Set problem: Go through the material below and count the lines with the string "CETP"; the number is the whole answer.

Available records:

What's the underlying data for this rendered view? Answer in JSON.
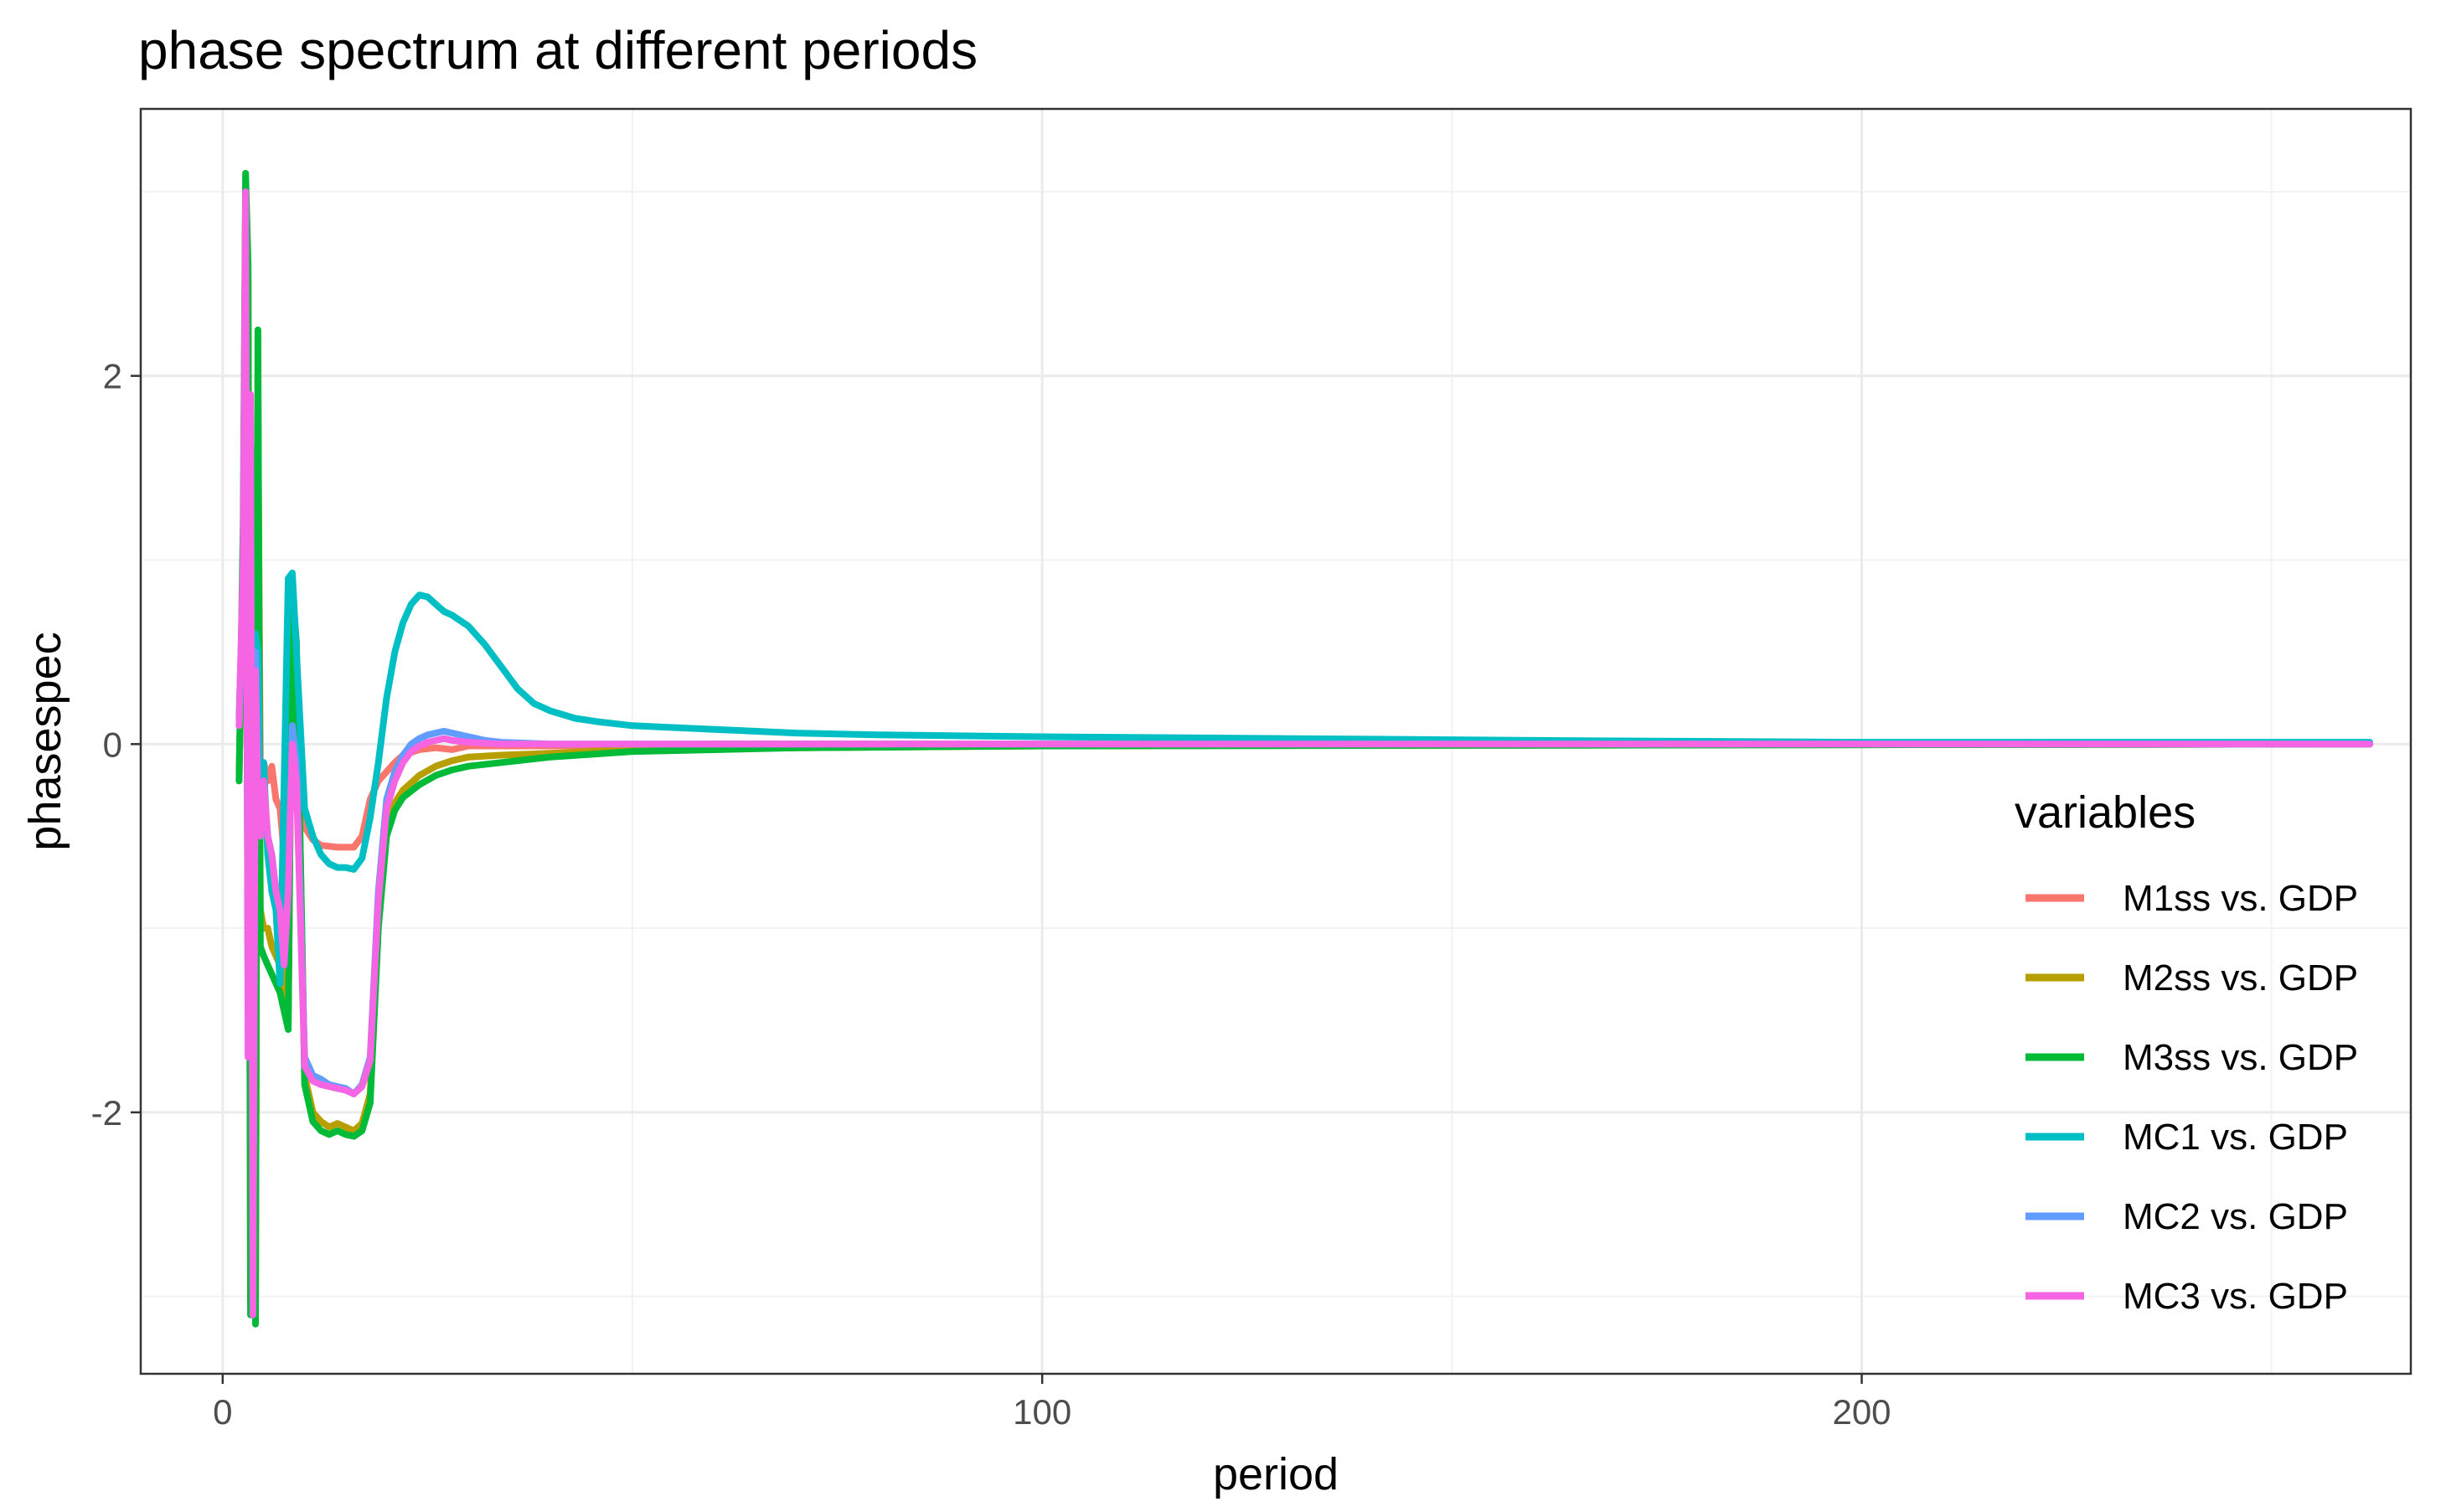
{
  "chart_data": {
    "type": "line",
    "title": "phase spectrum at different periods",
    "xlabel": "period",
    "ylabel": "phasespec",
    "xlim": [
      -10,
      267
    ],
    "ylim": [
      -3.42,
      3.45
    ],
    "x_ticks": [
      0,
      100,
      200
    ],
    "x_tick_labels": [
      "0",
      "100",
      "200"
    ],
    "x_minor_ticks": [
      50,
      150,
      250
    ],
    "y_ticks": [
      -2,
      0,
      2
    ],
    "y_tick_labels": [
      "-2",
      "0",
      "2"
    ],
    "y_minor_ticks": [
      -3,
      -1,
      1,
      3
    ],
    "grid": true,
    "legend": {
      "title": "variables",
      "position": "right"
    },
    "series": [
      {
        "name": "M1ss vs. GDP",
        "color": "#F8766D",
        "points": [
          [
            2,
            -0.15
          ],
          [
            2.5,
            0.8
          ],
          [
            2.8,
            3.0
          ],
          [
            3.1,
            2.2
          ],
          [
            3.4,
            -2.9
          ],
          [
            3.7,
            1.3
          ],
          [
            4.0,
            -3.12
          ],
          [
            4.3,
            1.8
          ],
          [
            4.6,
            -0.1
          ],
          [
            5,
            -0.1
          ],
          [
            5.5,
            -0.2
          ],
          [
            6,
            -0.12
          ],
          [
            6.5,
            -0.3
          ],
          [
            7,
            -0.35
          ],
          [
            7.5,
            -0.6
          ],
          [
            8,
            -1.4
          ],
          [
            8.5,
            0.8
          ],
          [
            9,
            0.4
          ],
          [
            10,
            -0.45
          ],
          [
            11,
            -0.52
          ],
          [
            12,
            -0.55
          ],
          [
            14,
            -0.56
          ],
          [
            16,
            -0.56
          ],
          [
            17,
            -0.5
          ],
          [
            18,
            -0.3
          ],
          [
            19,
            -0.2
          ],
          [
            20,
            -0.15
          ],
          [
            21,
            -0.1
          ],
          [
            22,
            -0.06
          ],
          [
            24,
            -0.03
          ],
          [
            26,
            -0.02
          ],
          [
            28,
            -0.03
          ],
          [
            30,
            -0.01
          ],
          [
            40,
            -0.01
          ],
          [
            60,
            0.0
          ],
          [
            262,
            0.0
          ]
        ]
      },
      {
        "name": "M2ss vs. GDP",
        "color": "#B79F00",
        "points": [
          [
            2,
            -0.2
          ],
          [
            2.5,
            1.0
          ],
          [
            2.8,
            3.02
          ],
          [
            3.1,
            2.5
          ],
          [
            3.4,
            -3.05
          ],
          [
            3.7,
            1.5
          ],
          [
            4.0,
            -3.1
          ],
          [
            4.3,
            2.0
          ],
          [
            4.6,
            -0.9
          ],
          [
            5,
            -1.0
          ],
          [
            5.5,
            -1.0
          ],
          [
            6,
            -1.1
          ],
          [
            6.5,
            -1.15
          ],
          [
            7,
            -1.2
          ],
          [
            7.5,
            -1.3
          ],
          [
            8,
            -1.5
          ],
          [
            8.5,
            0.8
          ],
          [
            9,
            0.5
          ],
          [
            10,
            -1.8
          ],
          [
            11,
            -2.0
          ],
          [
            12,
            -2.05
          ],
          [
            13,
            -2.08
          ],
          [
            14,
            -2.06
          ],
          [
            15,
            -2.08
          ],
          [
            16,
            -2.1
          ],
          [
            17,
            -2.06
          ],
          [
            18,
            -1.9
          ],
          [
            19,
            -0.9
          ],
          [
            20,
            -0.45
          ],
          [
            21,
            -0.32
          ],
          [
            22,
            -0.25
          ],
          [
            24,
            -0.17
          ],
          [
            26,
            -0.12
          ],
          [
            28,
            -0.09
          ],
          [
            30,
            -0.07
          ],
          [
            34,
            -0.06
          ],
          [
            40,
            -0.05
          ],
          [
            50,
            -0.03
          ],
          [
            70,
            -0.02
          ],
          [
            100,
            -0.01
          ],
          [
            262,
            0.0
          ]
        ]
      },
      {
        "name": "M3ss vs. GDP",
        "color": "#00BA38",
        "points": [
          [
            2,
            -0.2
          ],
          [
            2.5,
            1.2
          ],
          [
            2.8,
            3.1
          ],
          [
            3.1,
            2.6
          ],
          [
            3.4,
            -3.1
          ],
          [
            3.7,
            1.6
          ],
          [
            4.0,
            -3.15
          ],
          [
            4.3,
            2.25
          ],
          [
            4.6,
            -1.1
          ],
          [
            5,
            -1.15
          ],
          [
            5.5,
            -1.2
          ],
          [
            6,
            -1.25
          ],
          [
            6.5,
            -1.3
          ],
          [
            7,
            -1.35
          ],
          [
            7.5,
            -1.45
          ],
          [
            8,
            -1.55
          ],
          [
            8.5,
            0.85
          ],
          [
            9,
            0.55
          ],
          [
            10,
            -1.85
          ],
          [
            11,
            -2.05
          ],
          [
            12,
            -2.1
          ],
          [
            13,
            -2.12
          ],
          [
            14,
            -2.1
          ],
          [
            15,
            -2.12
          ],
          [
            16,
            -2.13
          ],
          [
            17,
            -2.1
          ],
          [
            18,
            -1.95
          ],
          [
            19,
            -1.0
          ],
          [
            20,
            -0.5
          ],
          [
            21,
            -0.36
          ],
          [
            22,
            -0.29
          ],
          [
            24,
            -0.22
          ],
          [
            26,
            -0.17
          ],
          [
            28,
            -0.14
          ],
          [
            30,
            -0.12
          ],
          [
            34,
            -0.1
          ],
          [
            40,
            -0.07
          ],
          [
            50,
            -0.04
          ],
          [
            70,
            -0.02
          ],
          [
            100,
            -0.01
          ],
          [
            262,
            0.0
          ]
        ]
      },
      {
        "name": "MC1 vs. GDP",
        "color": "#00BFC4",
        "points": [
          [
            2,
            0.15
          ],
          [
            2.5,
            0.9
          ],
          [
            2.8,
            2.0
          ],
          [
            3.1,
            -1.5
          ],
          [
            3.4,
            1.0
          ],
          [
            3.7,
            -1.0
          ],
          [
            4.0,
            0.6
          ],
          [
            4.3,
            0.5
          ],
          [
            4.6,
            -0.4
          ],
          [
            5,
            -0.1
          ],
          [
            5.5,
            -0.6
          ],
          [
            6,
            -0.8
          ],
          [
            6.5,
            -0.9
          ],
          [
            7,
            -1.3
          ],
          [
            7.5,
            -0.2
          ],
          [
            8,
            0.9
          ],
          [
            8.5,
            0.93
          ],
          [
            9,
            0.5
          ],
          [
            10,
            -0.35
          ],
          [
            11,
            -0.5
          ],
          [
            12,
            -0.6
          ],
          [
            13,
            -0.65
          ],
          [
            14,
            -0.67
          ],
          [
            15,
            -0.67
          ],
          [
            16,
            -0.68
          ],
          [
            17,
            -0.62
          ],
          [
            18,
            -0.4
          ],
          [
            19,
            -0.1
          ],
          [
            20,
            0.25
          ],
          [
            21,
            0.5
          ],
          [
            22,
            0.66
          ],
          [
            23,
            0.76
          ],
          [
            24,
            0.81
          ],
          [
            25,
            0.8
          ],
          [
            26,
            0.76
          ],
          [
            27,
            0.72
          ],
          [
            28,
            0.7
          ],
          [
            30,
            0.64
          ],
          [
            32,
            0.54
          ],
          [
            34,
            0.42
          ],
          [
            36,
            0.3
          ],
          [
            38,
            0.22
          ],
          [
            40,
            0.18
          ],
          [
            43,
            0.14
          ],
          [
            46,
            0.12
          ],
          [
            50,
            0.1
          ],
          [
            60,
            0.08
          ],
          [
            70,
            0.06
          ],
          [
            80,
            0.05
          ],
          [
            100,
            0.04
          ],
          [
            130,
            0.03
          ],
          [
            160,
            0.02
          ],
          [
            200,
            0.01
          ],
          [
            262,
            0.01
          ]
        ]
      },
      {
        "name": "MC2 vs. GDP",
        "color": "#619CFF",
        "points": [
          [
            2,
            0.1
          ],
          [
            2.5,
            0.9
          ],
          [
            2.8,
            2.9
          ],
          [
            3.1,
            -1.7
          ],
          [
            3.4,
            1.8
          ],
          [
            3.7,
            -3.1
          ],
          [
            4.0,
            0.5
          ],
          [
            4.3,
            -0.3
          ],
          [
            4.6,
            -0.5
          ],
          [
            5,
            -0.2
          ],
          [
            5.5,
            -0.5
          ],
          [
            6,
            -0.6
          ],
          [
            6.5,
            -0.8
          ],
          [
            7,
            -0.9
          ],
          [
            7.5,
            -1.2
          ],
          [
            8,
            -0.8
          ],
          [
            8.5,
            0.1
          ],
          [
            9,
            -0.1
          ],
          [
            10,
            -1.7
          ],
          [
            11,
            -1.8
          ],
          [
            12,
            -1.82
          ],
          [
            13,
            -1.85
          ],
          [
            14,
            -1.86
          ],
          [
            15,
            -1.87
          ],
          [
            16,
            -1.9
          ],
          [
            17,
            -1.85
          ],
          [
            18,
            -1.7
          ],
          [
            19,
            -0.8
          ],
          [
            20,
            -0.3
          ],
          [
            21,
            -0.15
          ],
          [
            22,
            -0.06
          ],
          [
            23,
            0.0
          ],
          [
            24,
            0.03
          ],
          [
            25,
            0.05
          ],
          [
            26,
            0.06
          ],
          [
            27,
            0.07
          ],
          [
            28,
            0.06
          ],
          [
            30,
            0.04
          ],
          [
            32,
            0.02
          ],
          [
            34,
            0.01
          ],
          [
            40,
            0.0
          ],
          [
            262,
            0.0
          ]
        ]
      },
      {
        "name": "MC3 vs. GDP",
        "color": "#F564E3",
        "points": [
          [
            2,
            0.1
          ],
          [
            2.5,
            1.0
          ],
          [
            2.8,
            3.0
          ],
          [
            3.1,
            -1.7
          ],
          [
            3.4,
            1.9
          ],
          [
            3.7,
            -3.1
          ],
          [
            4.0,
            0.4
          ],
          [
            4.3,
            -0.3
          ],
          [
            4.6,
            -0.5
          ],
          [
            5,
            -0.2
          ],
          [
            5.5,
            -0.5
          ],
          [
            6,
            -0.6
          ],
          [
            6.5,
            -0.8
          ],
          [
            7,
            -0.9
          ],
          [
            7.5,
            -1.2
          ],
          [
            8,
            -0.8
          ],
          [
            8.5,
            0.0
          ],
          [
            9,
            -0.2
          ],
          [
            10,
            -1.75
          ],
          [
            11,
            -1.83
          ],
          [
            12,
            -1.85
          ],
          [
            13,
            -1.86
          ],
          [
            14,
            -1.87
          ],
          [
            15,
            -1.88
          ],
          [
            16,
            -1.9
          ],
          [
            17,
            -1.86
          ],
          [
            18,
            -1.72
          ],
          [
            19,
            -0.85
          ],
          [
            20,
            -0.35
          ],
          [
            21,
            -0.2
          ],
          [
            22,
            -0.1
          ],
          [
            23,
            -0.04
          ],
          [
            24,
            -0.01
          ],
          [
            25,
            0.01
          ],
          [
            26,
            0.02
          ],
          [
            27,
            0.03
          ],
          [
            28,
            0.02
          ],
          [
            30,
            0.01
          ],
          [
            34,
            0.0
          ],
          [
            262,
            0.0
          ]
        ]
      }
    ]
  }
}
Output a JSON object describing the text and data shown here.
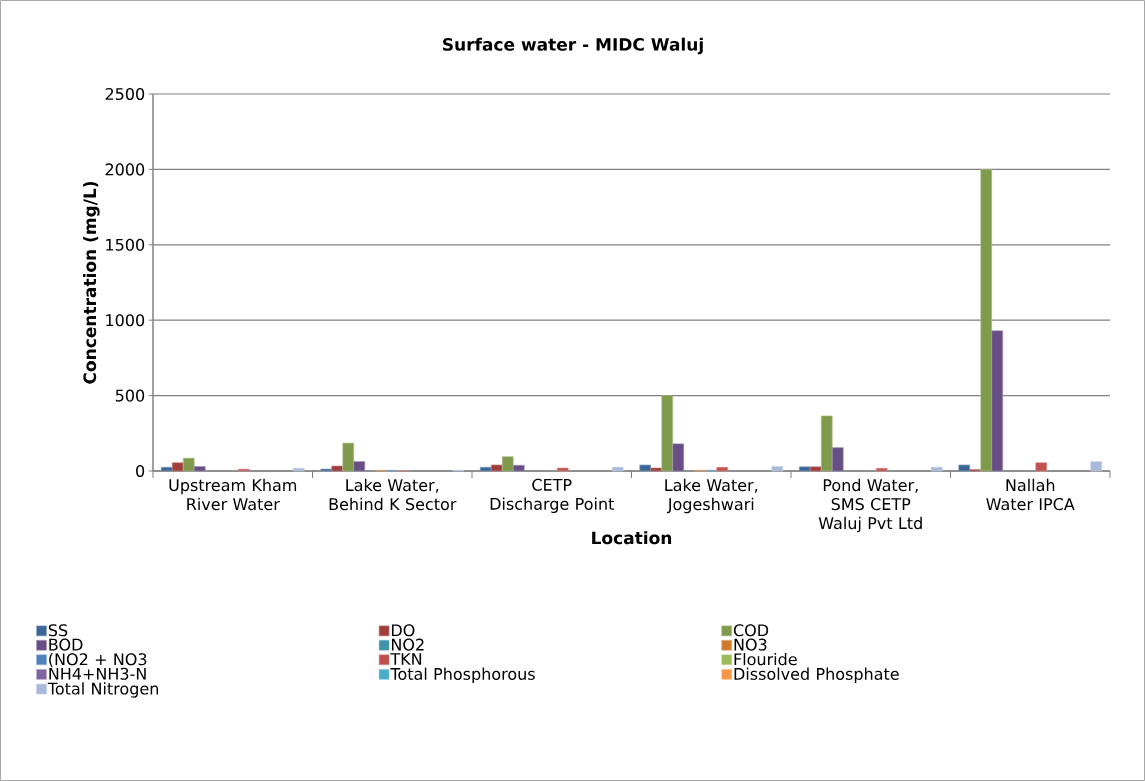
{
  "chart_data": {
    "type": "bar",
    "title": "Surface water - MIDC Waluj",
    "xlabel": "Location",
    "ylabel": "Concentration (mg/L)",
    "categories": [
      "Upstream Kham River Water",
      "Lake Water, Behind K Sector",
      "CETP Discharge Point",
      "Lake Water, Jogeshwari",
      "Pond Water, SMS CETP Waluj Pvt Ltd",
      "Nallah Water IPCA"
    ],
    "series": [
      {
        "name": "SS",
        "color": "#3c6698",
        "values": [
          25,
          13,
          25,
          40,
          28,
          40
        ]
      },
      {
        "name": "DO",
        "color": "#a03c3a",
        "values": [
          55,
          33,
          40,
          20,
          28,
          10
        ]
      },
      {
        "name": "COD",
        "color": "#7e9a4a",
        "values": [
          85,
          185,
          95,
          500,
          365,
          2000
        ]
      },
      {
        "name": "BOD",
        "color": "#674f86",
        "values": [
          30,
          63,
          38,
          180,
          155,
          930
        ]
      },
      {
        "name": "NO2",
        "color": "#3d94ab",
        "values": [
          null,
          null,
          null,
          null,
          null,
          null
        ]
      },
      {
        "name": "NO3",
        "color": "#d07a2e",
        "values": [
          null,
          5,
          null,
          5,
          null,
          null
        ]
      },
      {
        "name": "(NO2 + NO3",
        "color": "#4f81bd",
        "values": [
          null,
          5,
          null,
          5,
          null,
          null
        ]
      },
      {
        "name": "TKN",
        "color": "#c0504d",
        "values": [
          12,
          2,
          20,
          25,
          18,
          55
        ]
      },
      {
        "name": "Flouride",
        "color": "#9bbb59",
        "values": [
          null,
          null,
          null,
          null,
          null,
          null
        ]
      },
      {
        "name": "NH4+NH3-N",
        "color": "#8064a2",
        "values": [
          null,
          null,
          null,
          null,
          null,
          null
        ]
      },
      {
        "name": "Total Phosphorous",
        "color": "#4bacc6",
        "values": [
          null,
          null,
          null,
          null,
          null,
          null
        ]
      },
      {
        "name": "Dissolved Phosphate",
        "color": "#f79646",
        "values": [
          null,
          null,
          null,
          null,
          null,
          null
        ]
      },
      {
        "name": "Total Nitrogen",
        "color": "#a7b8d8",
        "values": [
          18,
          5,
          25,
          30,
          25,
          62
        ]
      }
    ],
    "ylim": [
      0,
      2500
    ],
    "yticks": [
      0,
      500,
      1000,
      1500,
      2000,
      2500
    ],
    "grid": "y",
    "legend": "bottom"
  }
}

Answer to the problem: 2